* _AIM OF THE EXERCISE_: Print the listing below line for line without changing anything, and leave out the pictures.

>> START RECORD SET

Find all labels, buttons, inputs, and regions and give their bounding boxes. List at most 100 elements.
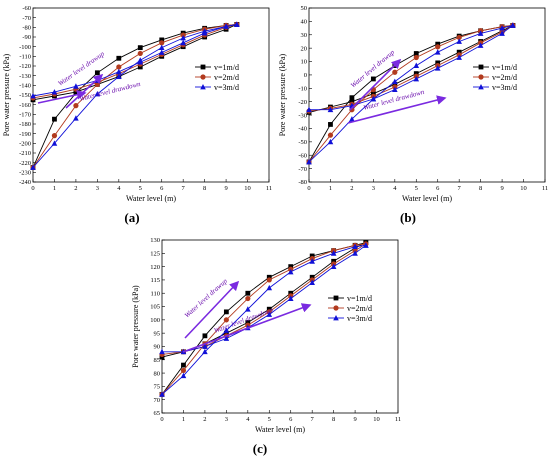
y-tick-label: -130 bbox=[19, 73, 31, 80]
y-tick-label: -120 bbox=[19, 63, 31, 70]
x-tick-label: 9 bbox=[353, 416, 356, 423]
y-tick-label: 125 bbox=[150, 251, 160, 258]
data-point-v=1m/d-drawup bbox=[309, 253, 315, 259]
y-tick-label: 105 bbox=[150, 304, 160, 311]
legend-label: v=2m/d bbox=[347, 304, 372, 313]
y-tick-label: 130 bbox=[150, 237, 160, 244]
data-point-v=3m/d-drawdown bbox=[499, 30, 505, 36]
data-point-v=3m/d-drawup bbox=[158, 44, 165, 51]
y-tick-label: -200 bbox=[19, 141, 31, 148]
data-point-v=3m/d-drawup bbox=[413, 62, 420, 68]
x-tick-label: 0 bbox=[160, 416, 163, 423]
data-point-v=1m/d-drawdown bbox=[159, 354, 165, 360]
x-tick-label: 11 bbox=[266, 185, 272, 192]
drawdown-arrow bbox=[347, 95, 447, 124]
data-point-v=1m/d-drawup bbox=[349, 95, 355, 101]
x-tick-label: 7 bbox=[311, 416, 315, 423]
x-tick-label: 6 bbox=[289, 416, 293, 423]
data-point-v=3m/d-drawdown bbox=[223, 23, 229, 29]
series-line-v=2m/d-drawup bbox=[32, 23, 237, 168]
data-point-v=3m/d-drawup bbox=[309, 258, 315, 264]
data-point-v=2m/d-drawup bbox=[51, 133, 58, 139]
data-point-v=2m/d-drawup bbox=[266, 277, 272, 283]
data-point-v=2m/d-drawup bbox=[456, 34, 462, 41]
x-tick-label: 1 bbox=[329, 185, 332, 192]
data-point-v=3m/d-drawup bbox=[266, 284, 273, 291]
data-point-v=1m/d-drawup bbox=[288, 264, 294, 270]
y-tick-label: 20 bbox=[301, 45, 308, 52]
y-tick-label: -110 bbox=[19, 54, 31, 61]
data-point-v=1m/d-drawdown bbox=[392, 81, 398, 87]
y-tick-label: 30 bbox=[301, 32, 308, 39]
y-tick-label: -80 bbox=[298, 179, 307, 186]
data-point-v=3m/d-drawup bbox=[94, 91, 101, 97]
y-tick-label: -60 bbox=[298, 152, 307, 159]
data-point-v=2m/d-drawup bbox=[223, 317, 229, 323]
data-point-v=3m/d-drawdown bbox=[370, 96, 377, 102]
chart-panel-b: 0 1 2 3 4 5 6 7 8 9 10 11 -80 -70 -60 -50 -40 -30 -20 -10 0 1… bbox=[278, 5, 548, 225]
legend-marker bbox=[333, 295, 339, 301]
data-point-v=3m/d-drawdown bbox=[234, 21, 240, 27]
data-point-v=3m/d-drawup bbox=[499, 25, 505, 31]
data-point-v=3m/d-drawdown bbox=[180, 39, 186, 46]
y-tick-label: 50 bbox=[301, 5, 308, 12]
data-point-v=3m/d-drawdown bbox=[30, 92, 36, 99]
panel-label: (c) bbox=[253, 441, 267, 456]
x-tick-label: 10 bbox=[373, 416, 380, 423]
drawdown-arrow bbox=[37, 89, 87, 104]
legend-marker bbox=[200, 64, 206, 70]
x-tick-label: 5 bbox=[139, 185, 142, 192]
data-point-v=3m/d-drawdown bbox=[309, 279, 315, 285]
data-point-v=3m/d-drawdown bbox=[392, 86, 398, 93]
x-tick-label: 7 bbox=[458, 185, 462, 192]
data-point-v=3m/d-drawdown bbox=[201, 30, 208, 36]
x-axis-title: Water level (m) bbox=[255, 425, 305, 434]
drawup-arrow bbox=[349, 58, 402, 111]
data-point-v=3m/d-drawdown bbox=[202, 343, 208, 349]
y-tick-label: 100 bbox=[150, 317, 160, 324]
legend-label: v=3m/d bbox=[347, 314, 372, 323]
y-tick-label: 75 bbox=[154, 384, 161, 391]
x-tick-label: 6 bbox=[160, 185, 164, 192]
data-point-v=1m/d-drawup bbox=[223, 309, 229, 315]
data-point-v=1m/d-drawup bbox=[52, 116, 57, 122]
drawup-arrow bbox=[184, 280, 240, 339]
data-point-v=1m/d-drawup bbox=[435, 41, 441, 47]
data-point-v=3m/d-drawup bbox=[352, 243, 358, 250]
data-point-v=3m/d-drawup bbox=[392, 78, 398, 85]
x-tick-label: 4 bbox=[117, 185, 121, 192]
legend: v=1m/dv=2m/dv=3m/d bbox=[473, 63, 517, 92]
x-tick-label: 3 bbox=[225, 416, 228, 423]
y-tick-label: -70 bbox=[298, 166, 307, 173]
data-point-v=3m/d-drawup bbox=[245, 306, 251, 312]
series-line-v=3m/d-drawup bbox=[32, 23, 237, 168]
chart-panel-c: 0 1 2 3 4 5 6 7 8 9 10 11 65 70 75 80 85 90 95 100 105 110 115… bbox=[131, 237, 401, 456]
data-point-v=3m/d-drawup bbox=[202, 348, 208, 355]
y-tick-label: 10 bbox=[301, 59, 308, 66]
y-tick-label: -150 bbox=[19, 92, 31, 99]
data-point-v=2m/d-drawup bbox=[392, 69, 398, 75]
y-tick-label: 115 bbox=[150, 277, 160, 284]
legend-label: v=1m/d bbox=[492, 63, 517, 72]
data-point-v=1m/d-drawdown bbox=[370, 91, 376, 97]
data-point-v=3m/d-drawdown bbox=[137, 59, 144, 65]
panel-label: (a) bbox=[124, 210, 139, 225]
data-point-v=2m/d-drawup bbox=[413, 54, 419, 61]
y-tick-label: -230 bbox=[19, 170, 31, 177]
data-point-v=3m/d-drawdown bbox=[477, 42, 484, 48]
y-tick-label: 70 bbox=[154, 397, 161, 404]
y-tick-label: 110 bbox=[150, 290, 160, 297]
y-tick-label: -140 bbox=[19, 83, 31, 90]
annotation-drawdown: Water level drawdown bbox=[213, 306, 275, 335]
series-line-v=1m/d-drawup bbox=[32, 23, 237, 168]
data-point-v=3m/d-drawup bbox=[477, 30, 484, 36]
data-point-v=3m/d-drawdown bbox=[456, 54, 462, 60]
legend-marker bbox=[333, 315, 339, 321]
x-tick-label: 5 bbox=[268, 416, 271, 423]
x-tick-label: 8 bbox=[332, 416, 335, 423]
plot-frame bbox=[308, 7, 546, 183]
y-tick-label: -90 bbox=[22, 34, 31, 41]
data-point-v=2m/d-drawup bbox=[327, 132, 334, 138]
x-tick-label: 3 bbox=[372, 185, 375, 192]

>> END RECORD SET

* _ANSWER TO THE TASK_:
Find all labels, buttons, inputs, and regions and give their bounding boxes. List at most 100 elements.
y-tick-label: -130 bbox=[19, 73, 31, 80]
y-tick-label: -120 bbox=[19, 63, 31, 70]
x-tick-label: 9 bbox=[353, 416, 356, 423]
y-tick-label: 125 bbox=[150, 251, 160, 258]
data-point-v=1m/d-drawup bbox=[309, 253, 315, 259]
y-tick-label: 105 bbox=[150, 304, 160, 311]
legend-label: v=2m/d bbox=[347, 304, 372, 313]
y-tick-label: 130 bbox=[150, 237, 160, 244]
data-point-v=3m/d-drawdown bbox=[499, 30, 505, 36]
data-point-v=3m/d-drawup bbox=[158, 44, 165, 51]
y-tick-label: -200 bbox=[19, 141, 31, 148]
data-point-v=3m/d-drawup bbox=[413, 62, 420, 68]
x-tick-label: 0 bbox=[160, 416, 163, 423]
data-point-v=1m/d-drawdown bbox=[159, 354, 165, 360]
x-tick-label: 11 bbox=[266, 185, 272, 192]
drawdown-arrow bbox=[347, 95, 447, 124]
data-point-v=1m/d-drawup bbox=[349, 95, 355, 101]
x-tick-label: 7 bbox=[311, 416, 315, 423]
x-tick-label: 6 bbox=[289, 416, 293, 423]
data-point-v=3m/d-drawdown bbox=[223, 23, 229, 29]
series-line-v=2m/d-drawup bbox=[32, 23, 237, 168]
data-point-v=3m/d-drawup bbox=[309, 258, 315, 264]
data-point-v=2m/d-drawup bbox=[51, 133, 58, 139]
data-point-v=2m/d-drawup bbox=[266, 277, 272, 283]
data-point-v=2m/d-drawup bbox=[456, 34, 462, 41]
x-tick-label: 1 bbox=[329, 185, 332, 192]
data-point-v=3m/d-drawup bbox=[266, 284, 273, 291]
data-point-v=1m/d-drawup bbox=[288, 264, 294, 270]
y-tick-label: 20 bbox=[301, 45, 308, 52]
y-tick-label: -110 bbox=[19, 54, 31, 61]
data-point-v=1m/d-drawdown bbox=[392, 81, 398, 87]
y-tick-label: 30 bbox=[301, 32, 308, 39]
y-tick-label: -80 bbox=[298, 179, 307, 186]
data-point-v=3m/d-drawup bbox=[94, 91, 101, 97]
y-tick-label: -60 bbox=[298, 152, 307, 159]
data-point-v=2m/d-drawup bbox=[223, 317, 229, 323]
data-point-v=3m/d-drawdown bbox=[370, 96, 377, 102]
chart-panel-b: 0 1 2 3 4 5 6 7 8 9 10 11 -80 -70 -60 -50 -40 -30 -20 -10 0 1… bbox=[278, 5, 548, 225]
legend-marker bbox=[333, 295, 339, 301]
data-point-v=3m/d-drawdown bbox=[234, 21, 240, 27]
data-point-v=3m/d-drawup bbox=[499, 25, 505, 31]
data-point-v=3m/d-drawdown bbox=[180, 39, 186, 46]
y-tick-label: 50 bbox=[301, 5, 308, 12]
data-point-v=3m/d-drawdown bbox=[30, 92, 36, 99]
panel-label: (c) bbox=[253, 441, 267, 456]
x-tick-label: 10 bbox=[373, 416, 380, 423]
drawdown-arrow bbox=[37, 89, 87, 104]
legend-marker bbox=[200, 64, 206, 70]
x-tick-label: 5 bbox=[139, 185, 142, 192]
data-point-v=3m/d-drawdown bbox=[309, 279, 315, 285]
data-point-v=3m/d-drawdown bbox=[392, 86, 398, 93]
x-tick-label: 7 bbox=[458, 185, 462, 192]
data-point-v=3m/d-drawdown bbox=[201, 30, 208, 36]
x-axis-title: Water level (m) bbox=[255, 425, 305, 434]
drawup-arrow bbox=[349, 58, 402, 111]
data-point-v=3m/d-drawdown bbox=[202, 343, 208, 349]
y-tick-label: 100 bbox=[150, 317, 160, 324]
legend-label: v=3m/d bbox=[347, 314, 372, 323]
y-tick-label: 75 bbox=[154, 384, 161, 391]
x-tick-label: 6 bbox=[160, 185, 164, 192]
data-point-v=1m/d-drawup bbox=[223, 309, 229, 315]
data-point-v=1m/d-drawup bbox=[52, 116, 57, 122]
drawup-arrow bbox=[184, 280, 240, 339]
data-point-v=1m/d-drawup bbox=[435, 41, 441, 47]
data-point-v=3m/d-drawup bbox=[352, 243, 358, 250]
data-point-v=3m/d-drawup bbox=[392, 78, 398, 85]
x-tick-label: 4 bbox=[117, 185, 121, 192]
legend: v=1m/dv=2m/dv=3m/d bbox=[473, 63, 517, 92]
x-tick-label: 3 bbox=[225, 416, 228, 423]
y-tick-label: -70 bbox=[298, 166, 307, 173]
data-point-v=3m/d-drawup bbox=[245, 306, 251, 312]
series-line-v=3m/d-drawup bbox=[32, 23, 237, 168]
chart-panel-c: 0 1 2 3 4 5 6 7 8 9 10 11 65 70 75 80 85 90 95 100 105 110 115… bbox=[131, 237, 401, 456]
data-point-v=3m/d-drawup bbox=[202, 348, 208, 355]
y-tick-label: 10 bbox=[301, 59, 308, 66]
y-tick-label: -150 bbox=[19, 92, 31, 99]
data-point-v=2m/d-drawup bbox=[392, 69, 398, 75]
y-tick-label: 115 bbox=[150, 277, 160, 284]
legend-label: v=1m/d bbox=[492, 63, 517, 72]
data-point-v=1m/d-drawdown bbox=[370, 91, 376, 97]
data-point-v=3m/d-drawdown bbox=[137, 59, 144, 65]
panel-label: (a) bbox=[124, 210, 139, 225]
data-point-v=2m/d-drawup bbox=[413, 54, 419, 61]
y-tick-label: -230 bbox=[19, 170, 31, 177]
data-point-v=3m/d-drawdown bbox=[477, 42, 484, 48]
y-tick-label: 70 bbox=[154, 397, 161, 404]
y-tick-label: 110 bbox=[150, 290, 160, 297]
y-tick-label: -140 bbox=[19, 83, 31, 90]
annotation-drawdown: Water level drawdown bbox=[213, 306, 275, 335]
series-line-v=1m/d-drawup bbox=[32, 23, 237, 168]
data-point-v=3m/d-drawup bbox=[477, 30, 484, 36]
data-point-v=3m/d-drawdown bbox=[456, 54, 462, 60]
legend-marker bbox=[333, 315, 339, 321]
x-tick-label: 5 bbox=[268, 416, 271, 423]
x-tick-label: 8 bbox=[332, 416, 335, 423]
plot-frame bbox=[308, 7, 546, 183]
y-tick-label: -90 bbox=[22, 34, 31, 41]
data-point-v=2m/d-drawup bbox=[327, 132, 334, 138]
x-tick-label: 3 bbox=[372, 185, 375, 192]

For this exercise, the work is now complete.